● **INFORMATION SUPPLIED**

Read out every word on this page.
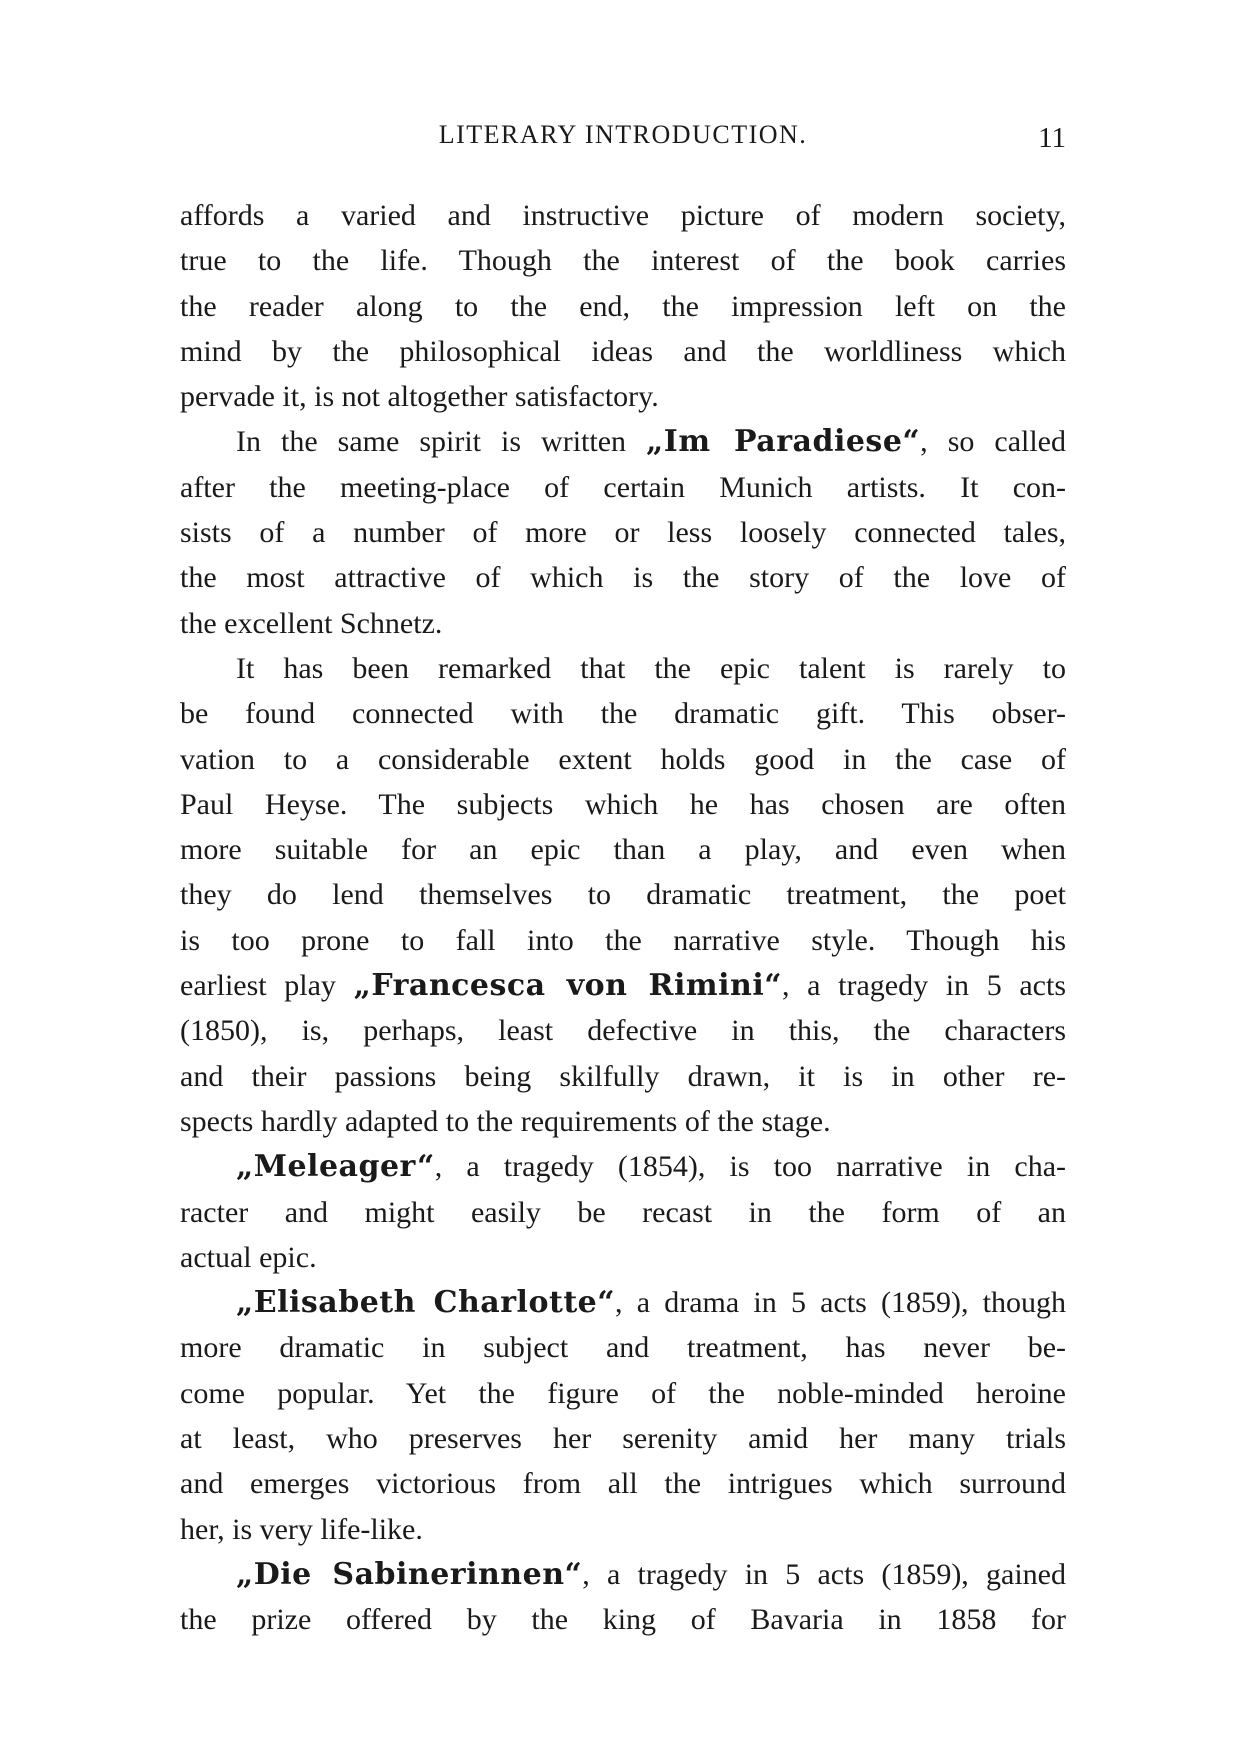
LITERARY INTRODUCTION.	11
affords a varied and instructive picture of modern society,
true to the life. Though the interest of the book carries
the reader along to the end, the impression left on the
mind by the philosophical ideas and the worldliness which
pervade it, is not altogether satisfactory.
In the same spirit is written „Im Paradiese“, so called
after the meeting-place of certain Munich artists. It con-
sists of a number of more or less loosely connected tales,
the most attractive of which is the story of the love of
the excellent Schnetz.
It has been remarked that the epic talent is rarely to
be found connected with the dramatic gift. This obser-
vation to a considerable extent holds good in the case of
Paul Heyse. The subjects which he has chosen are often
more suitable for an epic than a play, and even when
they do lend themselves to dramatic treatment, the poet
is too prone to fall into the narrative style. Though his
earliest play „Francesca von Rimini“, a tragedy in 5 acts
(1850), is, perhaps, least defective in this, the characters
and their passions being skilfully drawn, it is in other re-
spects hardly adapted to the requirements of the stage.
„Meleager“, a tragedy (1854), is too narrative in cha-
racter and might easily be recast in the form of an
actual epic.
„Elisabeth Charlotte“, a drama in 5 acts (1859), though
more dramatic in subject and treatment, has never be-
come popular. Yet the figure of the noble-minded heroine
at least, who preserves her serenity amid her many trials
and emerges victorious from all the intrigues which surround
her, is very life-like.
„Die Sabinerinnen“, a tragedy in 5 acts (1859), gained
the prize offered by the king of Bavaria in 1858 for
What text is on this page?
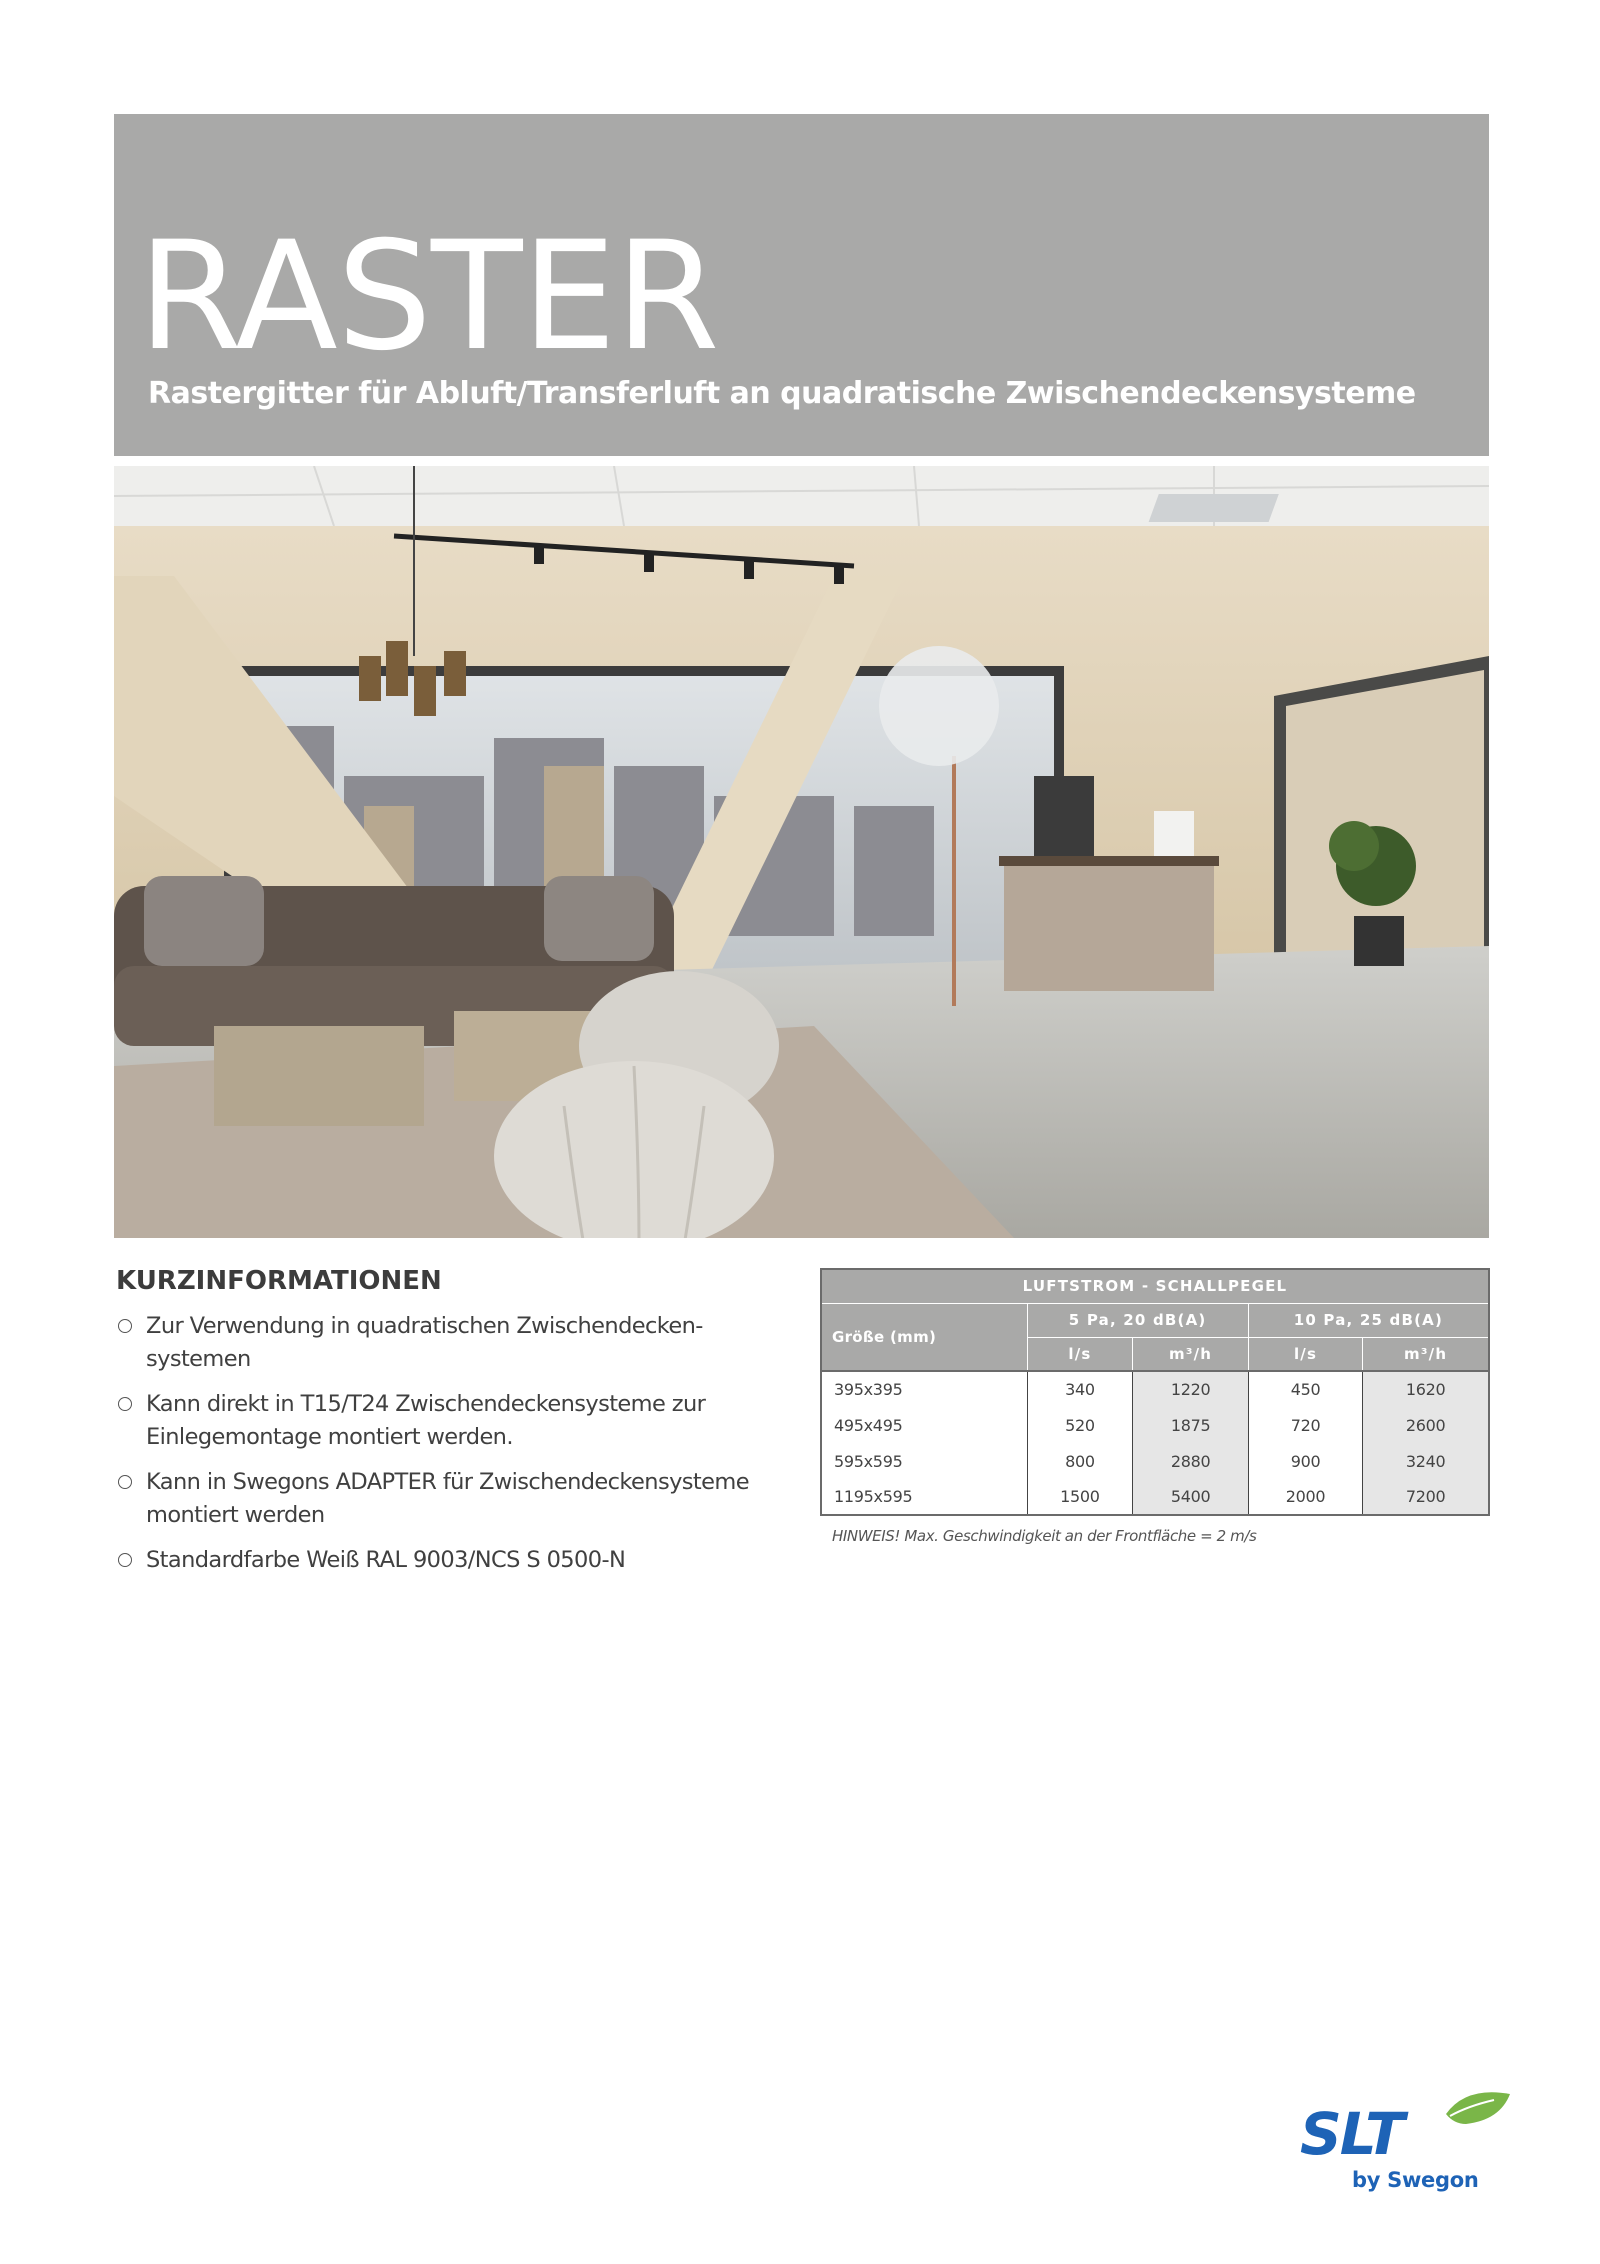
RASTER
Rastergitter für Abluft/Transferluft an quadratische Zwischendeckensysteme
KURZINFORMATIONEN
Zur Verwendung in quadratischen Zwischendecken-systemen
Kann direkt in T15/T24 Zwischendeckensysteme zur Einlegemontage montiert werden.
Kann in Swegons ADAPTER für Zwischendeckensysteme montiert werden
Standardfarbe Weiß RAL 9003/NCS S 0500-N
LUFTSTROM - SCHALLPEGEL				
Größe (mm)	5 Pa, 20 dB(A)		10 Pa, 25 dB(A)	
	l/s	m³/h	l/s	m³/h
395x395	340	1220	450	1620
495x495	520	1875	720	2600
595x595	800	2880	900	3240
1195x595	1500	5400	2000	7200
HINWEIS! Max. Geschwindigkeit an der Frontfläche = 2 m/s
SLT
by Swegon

● **CHALLENGE**
Starting at the line that contains "What text is on this page?", retype each line through the final one in the listing, with both ends kept and the pictures omitted.

● **ANSWER TO THE TASK**
What text is on this page?
RASTER
Rastergitter für Abluft/Transferluft an quadratische Zwischendeckensysteme
KURZINFORMATIONEN
Zur Verwendung in quadratischen Zwischendecken-systemen
Kann direkt in T15/T24 Zwischendeckensysteme zur Einlegemontage montiert werden.
Kann in Swegons ADAPTER für Zwischendeckensysteme montiert werden
Standardfarbe Weiß RAL 9003/NCS S 0500-N
LUFTSTROM - SCHALLPEGEL				
Größe (mm)	5 Pa, 20 dB(A)		10 Pa, 25 dB(A)	
	l/s	m³/h	l/s	m³/h
395x395	340	1220	450	1620
495x495	520	1875	720	2600
595x595	800	2880	900	3240
1195x595	1500	5400	2000	7200
HINWEIS! Max. Geschwindigkeit an der Frontfläche = 2 m/s
SLT
by Swegon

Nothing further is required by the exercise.